__JOB__
Which lines hold the string "title"? Copy every one of them.
** begin RECORDS SHOWN **
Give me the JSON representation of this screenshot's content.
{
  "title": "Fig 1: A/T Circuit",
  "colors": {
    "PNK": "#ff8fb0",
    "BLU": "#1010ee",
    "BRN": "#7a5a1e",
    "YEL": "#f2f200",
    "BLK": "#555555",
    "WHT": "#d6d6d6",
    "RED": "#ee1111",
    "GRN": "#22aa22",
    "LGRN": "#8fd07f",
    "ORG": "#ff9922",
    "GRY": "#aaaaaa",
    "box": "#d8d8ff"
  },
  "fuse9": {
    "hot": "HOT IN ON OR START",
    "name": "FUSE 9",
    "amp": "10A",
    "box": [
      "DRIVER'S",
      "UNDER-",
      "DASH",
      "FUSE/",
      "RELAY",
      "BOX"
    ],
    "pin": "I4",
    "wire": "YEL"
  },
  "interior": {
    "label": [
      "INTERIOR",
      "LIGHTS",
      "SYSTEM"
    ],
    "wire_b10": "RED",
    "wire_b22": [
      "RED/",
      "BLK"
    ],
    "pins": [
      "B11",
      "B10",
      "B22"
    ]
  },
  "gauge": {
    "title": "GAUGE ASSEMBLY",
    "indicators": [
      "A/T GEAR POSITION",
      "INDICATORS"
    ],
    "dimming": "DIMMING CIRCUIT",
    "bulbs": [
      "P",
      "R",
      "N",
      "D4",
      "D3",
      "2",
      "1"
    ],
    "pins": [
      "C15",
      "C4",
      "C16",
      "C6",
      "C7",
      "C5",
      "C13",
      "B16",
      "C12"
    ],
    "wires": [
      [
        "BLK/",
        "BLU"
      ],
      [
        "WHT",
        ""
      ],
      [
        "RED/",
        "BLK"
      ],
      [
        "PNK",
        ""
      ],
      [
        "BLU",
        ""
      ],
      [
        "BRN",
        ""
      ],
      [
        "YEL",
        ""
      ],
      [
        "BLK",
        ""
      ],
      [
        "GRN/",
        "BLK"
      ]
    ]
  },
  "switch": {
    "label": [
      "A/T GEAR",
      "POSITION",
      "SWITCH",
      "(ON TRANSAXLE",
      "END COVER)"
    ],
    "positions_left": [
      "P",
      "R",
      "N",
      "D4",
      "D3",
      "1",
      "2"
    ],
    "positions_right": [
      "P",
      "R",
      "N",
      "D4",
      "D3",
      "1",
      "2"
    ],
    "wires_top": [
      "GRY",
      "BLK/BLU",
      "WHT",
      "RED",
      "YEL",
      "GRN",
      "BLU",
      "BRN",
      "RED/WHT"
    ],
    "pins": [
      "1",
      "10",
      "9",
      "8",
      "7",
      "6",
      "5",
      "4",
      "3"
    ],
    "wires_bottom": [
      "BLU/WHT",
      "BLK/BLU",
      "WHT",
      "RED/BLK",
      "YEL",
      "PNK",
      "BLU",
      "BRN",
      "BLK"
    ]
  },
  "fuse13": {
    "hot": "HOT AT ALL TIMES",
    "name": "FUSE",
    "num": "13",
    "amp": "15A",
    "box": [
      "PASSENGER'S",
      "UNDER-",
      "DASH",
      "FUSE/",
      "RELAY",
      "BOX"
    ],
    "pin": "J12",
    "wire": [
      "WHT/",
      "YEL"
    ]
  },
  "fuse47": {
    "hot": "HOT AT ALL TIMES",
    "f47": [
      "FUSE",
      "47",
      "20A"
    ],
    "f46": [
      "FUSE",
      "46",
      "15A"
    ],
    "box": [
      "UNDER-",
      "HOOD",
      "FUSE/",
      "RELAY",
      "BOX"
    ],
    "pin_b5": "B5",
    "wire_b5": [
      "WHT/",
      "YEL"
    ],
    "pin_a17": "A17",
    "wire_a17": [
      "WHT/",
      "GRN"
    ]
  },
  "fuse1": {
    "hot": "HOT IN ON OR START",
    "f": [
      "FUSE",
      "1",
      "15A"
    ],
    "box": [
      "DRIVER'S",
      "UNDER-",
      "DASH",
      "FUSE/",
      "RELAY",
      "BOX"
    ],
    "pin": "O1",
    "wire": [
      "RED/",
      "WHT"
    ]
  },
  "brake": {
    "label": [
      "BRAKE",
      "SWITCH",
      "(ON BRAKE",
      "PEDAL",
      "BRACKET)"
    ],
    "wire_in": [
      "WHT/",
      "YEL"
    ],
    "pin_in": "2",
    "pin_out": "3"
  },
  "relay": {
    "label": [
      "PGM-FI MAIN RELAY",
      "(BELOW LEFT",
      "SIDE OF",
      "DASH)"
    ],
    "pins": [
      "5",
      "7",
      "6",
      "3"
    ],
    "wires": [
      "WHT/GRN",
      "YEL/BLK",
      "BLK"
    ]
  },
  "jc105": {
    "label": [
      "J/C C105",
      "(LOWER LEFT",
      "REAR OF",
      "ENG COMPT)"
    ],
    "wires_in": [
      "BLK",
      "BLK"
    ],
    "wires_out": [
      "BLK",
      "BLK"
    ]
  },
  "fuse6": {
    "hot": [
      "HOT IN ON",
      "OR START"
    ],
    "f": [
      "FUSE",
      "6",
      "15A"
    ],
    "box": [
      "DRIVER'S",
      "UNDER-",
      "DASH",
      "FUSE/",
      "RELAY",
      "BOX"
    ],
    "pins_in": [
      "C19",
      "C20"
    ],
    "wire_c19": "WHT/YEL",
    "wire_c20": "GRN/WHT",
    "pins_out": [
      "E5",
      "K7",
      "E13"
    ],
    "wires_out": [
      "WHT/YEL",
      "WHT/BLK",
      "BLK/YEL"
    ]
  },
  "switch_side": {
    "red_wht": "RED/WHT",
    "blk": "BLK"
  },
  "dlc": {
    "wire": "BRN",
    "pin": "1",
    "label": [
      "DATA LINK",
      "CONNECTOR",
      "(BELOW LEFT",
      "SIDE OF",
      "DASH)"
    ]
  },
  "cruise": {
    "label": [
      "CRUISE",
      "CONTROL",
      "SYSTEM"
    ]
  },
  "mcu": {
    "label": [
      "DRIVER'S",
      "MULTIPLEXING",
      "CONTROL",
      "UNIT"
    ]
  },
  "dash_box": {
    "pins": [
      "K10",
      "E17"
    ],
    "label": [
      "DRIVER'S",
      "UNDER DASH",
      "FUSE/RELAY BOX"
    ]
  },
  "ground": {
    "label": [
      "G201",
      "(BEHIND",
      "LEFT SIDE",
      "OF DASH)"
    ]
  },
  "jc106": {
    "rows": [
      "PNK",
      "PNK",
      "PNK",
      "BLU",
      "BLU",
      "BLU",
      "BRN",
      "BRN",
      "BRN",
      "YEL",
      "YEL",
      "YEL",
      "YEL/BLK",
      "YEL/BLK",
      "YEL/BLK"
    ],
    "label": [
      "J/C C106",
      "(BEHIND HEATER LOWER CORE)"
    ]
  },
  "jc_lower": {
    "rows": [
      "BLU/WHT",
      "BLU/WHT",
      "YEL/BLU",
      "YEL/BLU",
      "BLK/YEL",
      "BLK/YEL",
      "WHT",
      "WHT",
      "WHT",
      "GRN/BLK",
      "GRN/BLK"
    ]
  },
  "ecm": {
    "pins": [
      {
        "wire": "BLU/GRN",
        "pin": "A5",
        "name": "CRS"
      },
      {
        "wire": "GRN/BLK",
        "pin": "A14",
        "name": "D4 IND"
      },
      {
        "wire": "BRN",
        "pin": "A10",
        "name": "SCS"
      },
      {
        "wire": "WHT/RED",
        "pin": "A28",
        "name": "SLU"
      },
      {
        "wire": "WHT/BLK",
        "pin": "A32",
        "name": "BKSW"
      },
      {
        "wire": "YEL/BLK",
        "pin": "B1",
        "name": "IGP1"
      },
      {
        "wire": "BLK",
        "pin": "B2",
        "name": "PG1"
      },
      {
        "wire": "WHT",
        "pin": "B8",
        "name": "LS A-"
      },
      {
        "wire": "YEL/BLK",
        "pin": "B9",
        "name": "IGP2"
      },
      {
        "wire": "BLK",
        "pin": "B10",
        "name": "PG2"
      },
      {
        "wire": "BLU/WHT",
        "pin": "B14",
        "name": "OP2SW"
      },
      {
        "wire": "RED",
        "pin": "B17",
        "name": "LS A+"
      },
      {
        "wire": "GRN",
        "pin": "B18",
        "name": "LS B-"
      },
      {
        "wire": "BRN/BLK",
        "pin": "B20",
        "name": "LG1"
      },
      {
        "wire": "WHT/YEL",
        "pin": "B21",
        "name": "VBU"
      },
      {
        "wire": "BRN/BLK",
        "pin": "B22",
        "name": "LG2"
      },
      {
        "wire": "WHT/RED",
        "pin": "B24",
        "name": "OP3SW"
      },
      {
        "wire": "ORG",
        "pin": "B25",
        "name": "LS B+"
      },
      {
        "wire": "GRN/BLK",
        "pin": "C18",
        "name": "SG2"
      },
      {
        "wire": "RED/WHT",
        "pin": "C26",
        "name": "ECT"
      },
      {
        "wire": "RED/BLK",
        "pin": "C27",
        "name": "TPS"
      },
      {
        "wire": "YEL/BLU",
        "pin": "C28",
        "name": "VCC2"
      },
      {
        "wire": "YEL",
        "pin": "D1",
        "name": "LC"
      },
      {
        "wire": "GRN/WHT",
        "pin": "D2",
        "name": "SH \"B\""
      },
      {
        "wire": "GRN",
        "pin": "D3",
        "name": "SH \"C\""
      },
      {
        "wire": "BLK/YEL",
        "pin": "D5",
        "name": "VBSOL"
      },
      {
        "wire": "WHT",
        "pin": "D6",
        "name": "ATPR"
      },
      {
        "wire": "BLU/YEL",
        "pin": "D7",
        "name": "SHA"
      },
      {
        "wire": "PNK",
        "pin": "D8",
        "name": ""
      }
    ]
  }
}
** end RECORDS SHOWN **
__RESULT__
  "title": "Fig 1: A/T Circuit",
    "title": "GAUGE ASSEMBLY",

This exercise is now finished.